→ **SUPPLIED DATA**:
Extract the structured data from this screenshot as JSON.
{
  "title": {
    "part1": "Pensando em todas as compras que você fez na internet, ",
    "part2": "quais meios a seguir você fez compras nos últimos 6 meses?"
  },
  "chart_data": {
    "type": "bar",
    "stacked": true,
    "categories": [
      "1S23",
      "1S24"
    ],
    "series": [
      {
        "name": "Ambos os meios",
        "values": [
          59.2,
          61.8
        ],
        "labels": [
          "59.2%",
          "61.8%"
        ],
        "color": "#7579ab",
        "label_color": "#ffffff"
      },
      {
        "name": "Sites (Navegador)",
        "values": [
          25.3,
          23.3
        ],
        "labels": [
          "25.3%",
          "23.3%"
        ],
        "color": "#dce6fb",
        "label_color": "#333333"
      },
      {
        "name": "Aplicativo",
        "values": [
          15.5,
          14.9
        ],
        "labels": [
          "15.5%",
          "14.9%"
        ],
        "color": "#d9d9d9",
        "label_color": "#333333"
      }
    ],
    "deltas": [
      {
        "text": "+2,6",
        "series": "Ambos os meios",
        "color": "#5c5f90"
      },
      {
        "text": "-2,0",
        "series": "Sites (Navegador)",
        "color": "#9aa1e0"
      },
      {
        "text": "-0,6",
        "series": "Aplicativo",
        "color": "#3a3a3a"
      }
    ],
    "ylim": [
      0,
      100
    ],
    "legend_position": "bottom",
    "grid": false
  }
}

→ **THE TASK**: Please quote every record above exactly as it appears.

→ **WRITTEN SOLUTION**:
Extract the structured data from this screenshot as JSON.
{
  "title": {
    "part1": "Pensando em todas as compras que você fez na internet, ",
    "part2": "quais meios a seguir você fez compras nos últimos 6 meses?"
  },
  "chart_data": {
    "type": "bar",
    "stacked": true,
    "categories": [
      "1S23",
      "1S24"
    ],
    "series": [
      {
        "name": "Ambos os meios",
        "values": [
          59.2,
          61.8
        ],
        "labels": [
          "59.2%",
          "61.8%"
        ],
        "color": "#7579ab",
        "label_color": "#ffffff"
      },
      {
        "name": "Sites (Navegador)",
        "values": [
          25.3,
          23.3
        ],
        "labels": [
          "25.3%",
          "23.3%"
        ],
        "color": "#dce6fb",
        "label_color": "#333333"
      },
      {
        "name": "Aplicativo",
        "values": [
          15.5,
          14.9
        ],
        "labels": [
          "15.5%",
          "14.9%"
        ],
        "color": "#d9d9d9",
        "label_color": "#333333"
      }
    ],
    "deltas": [
      {
        "text": "+2,6",
        "series": "Ambos os meios",
        "color": "#5c5f90"
      },
      {
        "text": "-2,0",
        "series": "Sites (Navegador)",
        "color": "#9aa1e0"
      },
      {
        "text": "-0,6",
        "series": "Aplicativo",
        "color": "#3a3a3a"
      }
    ],
    "ylim": [
      0,
      100
    ],
    "legend_position": "bottom",
    "grid": false
  }
}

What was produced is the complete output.